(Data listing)
——
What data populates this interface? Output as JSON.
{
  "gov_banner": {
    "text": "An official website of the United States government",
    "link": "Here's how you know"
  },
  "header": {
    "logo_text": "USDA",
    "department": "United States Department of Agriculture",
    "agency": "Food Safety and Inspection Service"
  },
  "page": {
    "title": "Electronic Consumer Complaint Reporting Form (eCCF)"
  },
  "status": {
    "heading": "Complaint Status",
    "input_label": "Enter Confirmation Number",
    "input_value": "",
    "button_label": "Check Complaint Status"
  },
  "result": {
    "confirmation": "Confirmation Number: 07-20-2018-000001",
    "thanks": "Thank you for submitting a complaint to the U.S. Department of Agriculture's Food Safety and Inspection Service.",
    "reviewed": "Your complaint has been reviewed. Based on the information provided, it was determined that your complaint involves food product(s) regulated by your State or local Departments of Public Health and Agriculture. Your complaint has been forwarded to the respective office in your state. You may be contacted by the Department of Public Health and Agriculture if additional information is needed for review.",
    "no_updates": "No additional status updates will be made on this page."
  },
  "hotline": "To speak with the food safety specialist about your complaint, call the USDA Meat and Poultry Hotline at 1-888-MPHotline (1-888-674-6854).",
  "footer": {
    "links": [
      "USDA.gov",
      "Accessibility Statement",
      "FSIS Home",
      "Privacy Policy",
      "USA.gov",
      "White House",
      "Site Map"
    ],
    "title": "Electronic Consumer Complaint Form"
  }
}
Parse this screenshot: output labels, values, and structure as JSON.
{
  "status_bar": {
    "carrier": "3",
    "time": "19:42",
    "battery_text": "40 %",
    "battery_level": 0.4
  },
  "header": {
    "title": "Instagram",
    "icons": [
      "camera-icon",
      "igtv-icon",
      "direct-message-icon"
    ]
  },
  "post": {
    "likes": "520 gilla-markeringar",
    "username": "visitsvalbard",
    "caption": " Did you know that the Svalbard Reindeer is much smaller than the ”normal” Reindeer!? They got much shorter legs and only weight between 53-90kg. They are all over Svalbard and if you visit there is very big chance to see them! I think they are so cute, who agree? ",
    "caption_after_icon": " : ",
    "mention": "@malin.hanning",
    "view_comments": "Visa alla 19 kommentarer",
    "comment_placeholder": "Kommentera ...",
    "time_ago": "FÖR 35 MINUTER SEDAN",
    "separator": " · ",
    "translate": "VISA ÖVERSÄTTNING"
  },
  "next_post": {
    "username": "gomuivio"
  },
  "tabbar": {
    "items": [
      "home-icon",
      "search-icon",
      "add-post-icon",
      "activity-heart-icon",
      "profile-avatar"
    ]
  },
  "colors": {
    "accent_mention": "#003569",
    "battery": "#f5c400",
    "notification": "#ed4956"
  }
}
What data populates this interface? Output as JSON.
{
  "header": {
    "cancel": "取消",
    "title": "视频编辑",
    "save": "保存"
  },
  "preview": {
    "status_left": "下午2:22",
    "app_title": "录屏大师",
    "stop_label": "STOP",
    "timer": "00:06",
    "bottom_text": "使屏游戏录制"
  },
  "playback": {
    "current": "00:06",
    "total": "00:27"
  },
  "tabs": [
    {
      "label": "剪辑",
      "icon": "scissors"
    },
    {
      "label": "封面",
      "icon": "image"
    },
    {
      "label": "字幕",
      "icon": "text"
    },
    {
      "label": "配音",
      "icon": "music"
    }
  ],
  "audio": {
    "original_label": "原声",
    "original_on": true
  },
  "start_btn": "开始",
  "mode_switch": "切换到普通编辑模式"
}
——
--- GIVEN PROBLEM ---
Output each entry precisely as given.

--- THE OUTPUT ---
What data populates this interface? Output as JSON.
{
  "gov_banner": {
    "text": "An official website of the United States government",
    "link": "Here's how you know"
  },
  "header": {
    "logo_text": "USDA",
    "department": "United States Department of Agriculture",
    "agency": "Food Safety and Inspection Service"
  },
  "page": {
    "title": "Electronic Consumer Complaint Reporting Form (eCCF)"
  },
  "status": {
    "heading": "Complaint Status",
    "input_label": "Enter Confirmation Number",
    "input_value": "",
    "button_label": "Check Complaint Status"
  },
  "result": {
    "confirmation": "Confirmation Number: 07-20-2018-000001",
    "thanks": "Thank you for submitting a complaint to the U.S. Department of Agriculture's Food Safety and Inspection Service.",
    "reviewed": "Your complaint has been reviewed. Based on the information provided, it was determined that your complaint involves food product(s) regulated by your State or local Departments of Public Health and Agriculture. Your complaint has been forwarded to the respective office in your state. You may be contacted by the Department of Public Health and Agriculture if additional information is needed for review.",
    "no_updates": "No additional status updates will be made on this page."
  },
  "hotline": "To speak with the food safety specialist about your complaint, call the USDA Meat and Poultry Hotline at 1-888-MPHotline (1-888-674-6854).",
  "footer": {
    "links": [
      "USDA.gov",
      "Accessibility Statement",
      "FSIS Home",
      "Privacy Policy",
      "USA.gov",
      "White House",
      "Site Map"
    ],
    "title": "Electronic Consumer Complaint Form"
  }
}
Parse this screenshot: output labels, values, and structure as JSON.
{
  "status_bar": {
    "carrier": "3",
    "time": "19:42",
    "battery_text": "40 %",
    "battery_level": 0.4
  },
  "header": {
    "title": "Instagram",
    "icons": [
      "camera-icon",
      "igtv-icon",
      "direct-message-icon"
    ]
  },
  "post": {
    "likes": "520 gilla-markeringar",
    "username": "visitsvalbard",
    "caption": " Did you know that the Svalbard Reindeer is much smaller than the ”normal” Reindeer!? They got much shorter legs and only weight between 53-90kg. They are all over Svalbard and if you visit there is very big chance to see them! I think they are so cute, who agree? ",
    "caption_after_icon": " : ",
    "mention": "@malin.hanning",
    "view_comments": "Visa alla 19 kommentarer",
    "comment_placeholder": "Kommentera ...",
    "time_ago": "FÖR 35 MINUTER SEDAN",
    "separator": " · ",
    "translate": "VISA ÖVERSÄTTNING"
  },
  "next_post": {
    "username": "gomuivio"
  },
  "tabbar": {
    "items": [
      "home-icon",
      "search-icon",
      "add-post-icon",
      "activity-heart-icon",
      "profile-avatar"
    ]
  },
  "colors": {
    "accent_mention": "#003569",
    "battery": "#f5c400",
    "notification": "#ed4956"
  }
}
What data populates this interface? Output as JSON.
{
  "header": {
    "cancel": "取消",
    "title": "视频编辑",
    "save": "保存"
  },
  "preview": {
    "status_left": "下午2:22",
    "app_title": "录屏大师",
    "stop_label": "STOP",
    "timer": "00:06",
    "bottom_text": "使屏游戏录制"
  },
  "playback": {
    "current": "00:06",
    "total": "00:27"
  },
  "tabs": [
    {
      "label": "剪辑",
      "icon": "scissors"
    },
    {
      "label": "封面",
      "icon": "image"
    },
    {
      "label": "字幕",
      "icon": "text"
    },
    {
      "label": "配音",
      "icon": "music"
    }
  ],
  "audio": {
    "original_label": "原声",
    "original_on": true
  },
  "start_btn": "开始",
  "mode_switch": "切换到普通编辑模式"
}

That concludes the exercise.